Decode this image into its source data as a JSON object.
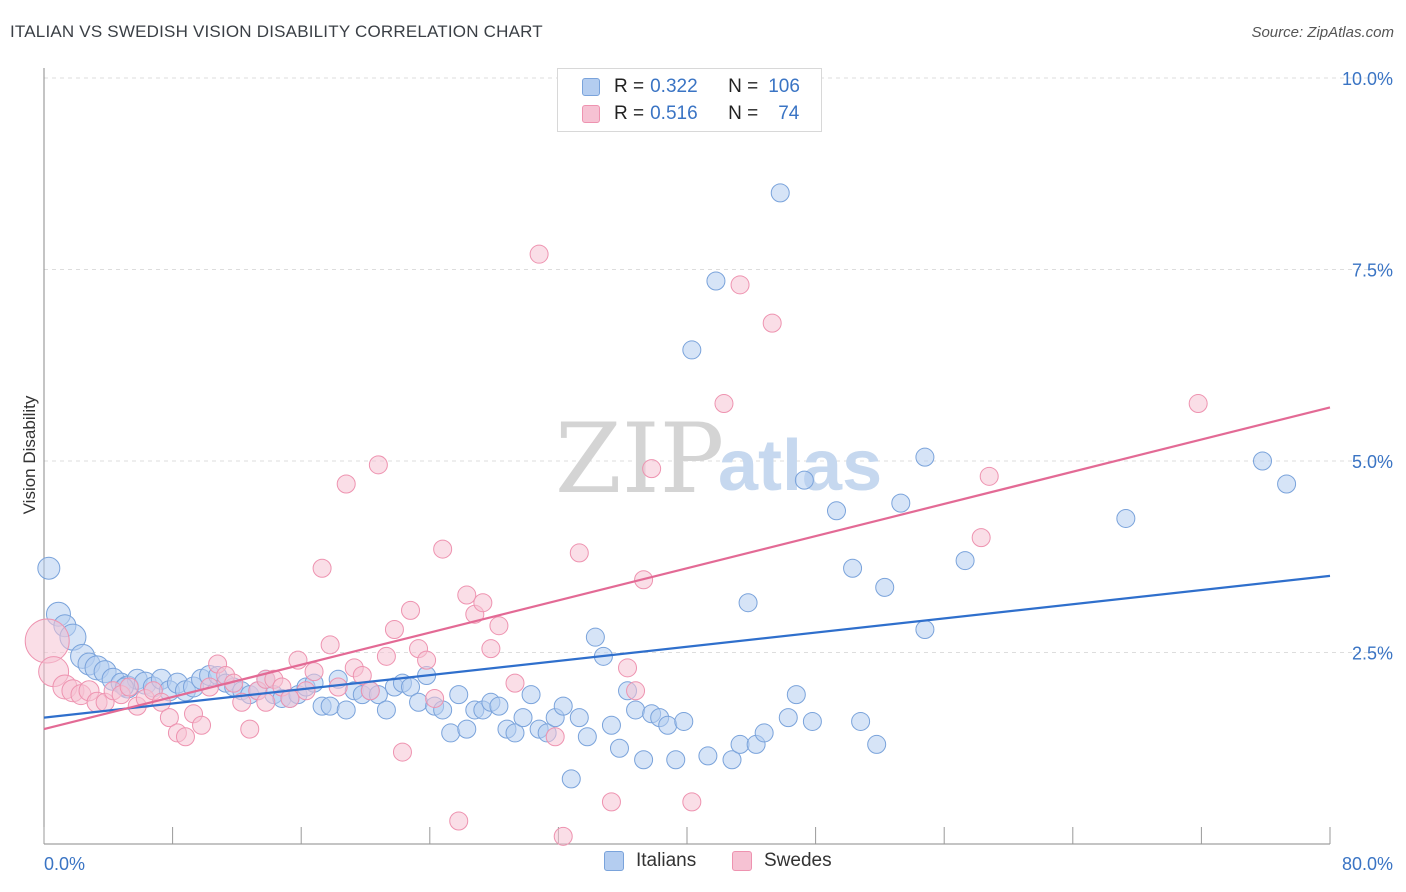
{
  "header": {
    "title": "ITALIAN VS SWEDISH VISION DISABILITY CORRELATION CHART",
    "source": "Source: ZipAtlas.com"
  },
  "watermark": {
    "part1": "ZIP",
    "part2": "atlas"
  },
  "legend_top": {
    "rows": [
      {
        "r_label": "R = ",
        "r_value": "0.322",
        "n_label": "N = ",
        "n_value": "106"
      },
      {
        "r_label": "R = ",
        "r_value": "0.516",
        "n_label": "N = ",
        "n_value": "74"
      }
    ]
  },
  "legend_bottom": {
    "items": [
      "Italians",
      "Swedes"
    ]
  },
  "colors": {
    "italians_fill": "#b4cdf0",
    "italians_stroke": "#7aa3db",
    "italians_line": "#2f6fcc",
    "swedes_fill": "#f6c2d3",
    "swedes_stroke": "#ee93b0",
    "swedes_line": "#e36a95",
    "axis_label": "#3a74c4",
    "grid": "#dddddd"
  },
  "chart_data": {
    "type": "scatter",
    "title": "ITALIAN VS SWEDISH VISION DISABILITY CORRELATION CHART",
    "xlabel": "",
    "ylabel": "Vision Disability",
    "xlim": [
      0,
      80
    ],
    "ylim": [
      0,
      10
    ],
    "x_tick_labels": [
      "0.0%",
      "80.0%"
    ],
    "y_tick_values": [
      2.5,
      5.0,
      7.5,
      10.0
    ],
    "y_tick_labels": [
      "2.5%",
      "5.0%",
      "7.5%",
      "10.0%"
    ],
    "grid": "horizontal dashed",
    "legend_position": "top-center",
    "series": [
      {
        "name": "Italians",
        "r": 0.322,
        "n": 106,
        "trend": {
          "x": [
            0,
            80
          ],
          "y": [
            1.65,
            3.5
          ]
        },
        "points": [
          [
            0.3,
            3.6,
            11
          ],
          [
            0.9,
            3.0,
            12
          ],
          [
            1.3,
            2.85,
            11
          ],
          [
            1.8,
            2.7,
            13
          ],
          [
            2.4,
            2.45,
            12
          ],
          [
            2.8,
            2.35,
            11
          ],
          [
            3.3,
            2.3,
            12
          ],
          [
            3.8,
            2.25,
            11
          ],
          [
            4.3,
            2.15,
            11
          ],
          [
            4.8,
            2.1,
            10
          ],
          [
            5.2,
            2.05,
            11
          ],
          [
            5.8,
            2.15,
            10
          ],
          [
            6.3,
            2.1,
            11
          ],
          [
            6.8,
            2.05,
            10
          ],
          [
            7.3,
            2.15,
            10
          ],
          [
            7.8,
            2.0,
            10
          ],
          [
            8.3,
            2.1,
            10
          ],
          [
            8.8,
            2.0,
            10
          ],
          [
            9.3,
            2.05,
            10
          ],
          [
            9.8,
            2.15,
            10
          ],
          [
            10.3,
            2.2,
            10
          ],
          [
            10.8,
            2.2,
            9
          ],
          [
            11.3,
            2.1,
            9
          ],
          [
            11.8,
            2.05,
            9
          ],
          [
            12.3,
            2.0,
            9
          ],
          [
            12.8,
            1.95,
            9
          ],
          [
            13.3,
            2.0,
            9
          ],
          [
            13.8,
            2.15,
            9
          ],
          [
            14.3,
            1.95,
            9
          ],
          [
            14.8,
            1.9,
            9
          ],
          [
            15.3,
            1.9,
            9
          ],
          [
            15.8,
            1.95,
            9
          ],
          [
            16.3,
            2.05,
            9
          ],
          [
            16.8,
            2.1,
            9
          ],
          [
            17.3,
            1.8,
            9
          ],
          [
            17.8,
            1.8,
            9
          ],
          [
            18.3,
            2.15,
            9
          ],
          [
            18.8,
            1.75,
            9
          ],
          [
            19.3,
            2.0,
            9
          ],
          [
            19.8,
            1.95,
            9
          ],
          [
            20.3,
            2.0,
            9
          ],
          [
            20.8,
            1.95,
            9
          ],
          [
            21.3,
            1.75,
            9
          ],
          [
            21.8,
            2.05,
            9
          ],
          [
            22.3,
            2.1,
            9
          ],
          [
            22.8,
            2.05,
            9
          ],
          [
            23.3,
            1.85,
            9
          ],
          [
            23.8,
            2.2,
            9
          ],
          [
            24.3,
            1.8,
            9
          ],
          [
            24.8,
            1.75,
            9
          ],
          [
            25.3,
            1.45,
            9
          ],
          [
            25.8,
            1.95,
            9
          ],
          [
            26.3,
            1.5,
            9
          ],
          [
            26.8,
            1.75,
            9
          ],
          [
            27.3,
            1.75,
            9
          ],
          [
            27.8,
            1.85,
            9
          ],
          [
            28.3,
            1.8,
            9
          ],
          [
            28.8,
            1.5,
            9
          ],
          [
            29.3,
            1.45,
            9
          ],
          [
            29.8,
            1.65,
            9
          ],
          [
            30.3,
            1.95,
            9
          ],
          [
            30.8,
            1.5,
            9
          ],
          [
            31.3,
            1.45,
            9
          ],
          [
            31.8,
            1.65,
            9
          ],
          [
            32.3,
            1.8,
            9
          ],
          [
            32.8,
            0.85,
            9
          ],
          [
            33.3,
            1.65,
            9
          ],
          [
            33.8,
            1.4,
            9
          ],
          [
            34.3,
            2.7,
            9
          ],
          [
            34.8,
            2.45,
            9
          ],
          [
            35.3,
            1.55,
            9
          ],
          [
            35.8,
            1.25,
            9
          ],
          [
            36.3,
            2.0,
            9
          ],
          [
            36.8,
            1.75,
            9
          ],
          [
            37.3,
            1.1,
            9
          ],
          [
            37.8,
            1.7,
            9
          ],
          [
            38.3,
            1.65,
            9
          ],
          [
            38.8,
            1.55,
            9
          ],
          [
            39.3,
            1.1,
            9
          ],
          [
            39.8,
            1.6,
            9
          ],
          [
            40.3,
            6.45,
            9
          ],
          [
            41.3,
            1.15,
            9
          ],
          [
            41.8,
            7.35,
            9
          ],
          [
            42.8,
            1.1,
            9
          ],
          [
            43.3,
            1.3,
            9
          ],
          [
            43.8,
            3.15,
            9
          ],
          [
            44.3,
            1.3,
            9
          ],
          [
            44.8,
            1.45,
            9
          ],
          [
            45.8,
            8.5,
            9
          ],
          [
            46.3,
            1.65,
            9
          ],
          [
            46.8,
            1.95,
            9
          ],
          [
            47.3,
            4.75,
            9
          ],
          [
            47.8,
            1.6,
            9
          ],
          [
            49.3,
            4.35,
            9
          ],
          [
            50.3,
            3.6,
            9
          ],
          [
            50.8,
            1.6,
            9
          ],
          [
            51.8,
            1.3,
            9
          ],
          [
            52.3,
            3.35,
            9
          ],
          [
            53.3,
            4.45,
            9
          ],
          [
            54.8,
            2.8,
            9
          ],
          [
            54.8,
            5.05,
            9
          ],
          [
            57.3,
            3.7,
            9
          ],
          [
            67.3,
            4.25,
            9
          ],
          [
            75.8,
            5.0,
            9
          ],
          [
            77.3,
            4.7,
            9
          ],
          [
            5.0,
            2.05,
            9
          ]
        ]
      },
      {
        "name": "Swedes",
        "r": 0.516,
        "n": 74,
        "trend": {
          "x": [
            0,
            80
          ],
          "y": [
            1.5,
            5.7
          ]
        },
        "points": [
          [
            0.2,
            2.65,
            22
          ],
          [
            0.6,
            2.25,
            15
          ],
          [
            1.3,
            2.05,
            12
          ],
          [
            1.8,
            2.0,
            11
          ],
          [
            2.3,
            1.95,
            10
          ],
          [
            2.8,
            2.0,
            10
          ],
          [
            3.3,
            1.85,
            10
          ],
          [
            3.8,
            1.85,
            9
          ],
          [
            4.3,
            2.0,
            9
          ],
          [
            4.8,
            1.95,
            9
          ],
          [
            5.3,
            2.05,
            9
          ],
          [
            5.8,
            1.8,
            9
          ],
          [
            6.3,
            1.9,
            9
          ],
          [
            6.8,
            2.0,
            9
          ],
          [
            7.3,
            1.85,
            9
          ],
          [
            7.8,
            1.65,
            9
          ],
          [
            8.3,
            1.45,
            9
          ],
          [
            8.8,
            1.4,
            9
          ],
          [
            9.3,
            1.7,
            9
          ],
          [
            9.8,
            1.55,
            9
          ],
          [
            10.3,
            2.05,
            9
          ],
          [
            10.8,
            2.35,
            9
          ],
          [
            11.3,
            2.2,
            9
          ],
          [
            11.8,
            2.1,
            9
          ],
          [
            12.3,
            1.85,
            9
          ],
          [
            12.8,
            1.5,
            9
          ],
          [
            13.3,
            2.0,
            9
          ],
          [
            13.8,
            2.15,
            9
          ],
          [
            14.3,
            2.15,
            9
          ],
          [
            14.8,
            2.05,
            9
          ],
          [
            15.3,
            1.9,
            9
          ],
          [
            15.8,
            2.4,
            9
          ],
          [
            16.3,
            2.0,
            9
          ],
          [
            16.8,
            2.25,
            9
          ],
          [
            17.3,
            3.6,
            9
          ],
          [
            17.8,
            2.6,
            9
          ],
          [
            18.3,
            2.05,
            9
          ],
          [
            18.8,
            4.7,
            9
          ],
          [
            19.3,
            2.3,
            9
          ],
          [
            19.8,
            2.2,
            9
          ],
          [
            20.3,
            2.0,
            9
          ],
          [
            20.8,
            4.95,
            9
          ],
          [
            21.3,
            2.45,
            9
          ],
          [
            21.8,
            2.8,
            9
          ],
          [
            22.3,
            1.2,
            9
          ],
          [
            22.8,
            3.05,
            9
          ],
          [
            23.3,
            2.55,
            9
          ],
          [
            23.8,
            2.4,
            9
          ],
          [
            24.3,
            1.9,
            9
          ],
          [
            24.8,
            3.85,
            9
          ],
          [
            25.8,
            0.3,
            9
          ],
          [
            26.3,
            3.25,
            9
          ],
          [
            26.8,
            3.0,
            9
          ],
          [
            27.3,
            3.15,
            9
          ],
          [
            27.8,
            2.55,
            9
          ],
          [
            28.3,
            2.85,
            9
          ],
          [
            29.3,
            2.1,
            9
          ],
          [
            30.8,
            7.7,
            9
          ],
          [
            31.8,
            1.4,
            9
          ],
          [
            32.3,
            0.1,
            9
          ],
          [
            33.3,
            3.8,
            9
          ],
          [
            35.3,
            0.55,
            9
          ],
          [
            36.3,
            2.3,
            9
          ],
          [
            36.8,
            2.0,
            9
          ],
          [
            37.3,
            3.45,
            9
          ],
          [
            37.8,
            4.9,
            9
          ],
          [
            40.3,
            0.55,
            9
          ],
          [
            42.3,
            5.75,
            9
          ],
          [
            43.3,
            7.3,
            9
          ],
          [
            45.3,
            6.8,
            9
          ],
          [
            58.3,
            4.0,
            9
          ],
          [
            58.8,
            4.8,
            9
          ],
          [
            71.8,
            5.75,
            9
          ],
          [
            13.8,
            1.85,
            9
          ]
        ]
      }
    ]
  }
}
----
Each line that holds the word "source" should be extracted from the records.

- Solution for this exercise
Decode this image into its source data as a JSON object.
    "source": "Source: ZipAtlas.com"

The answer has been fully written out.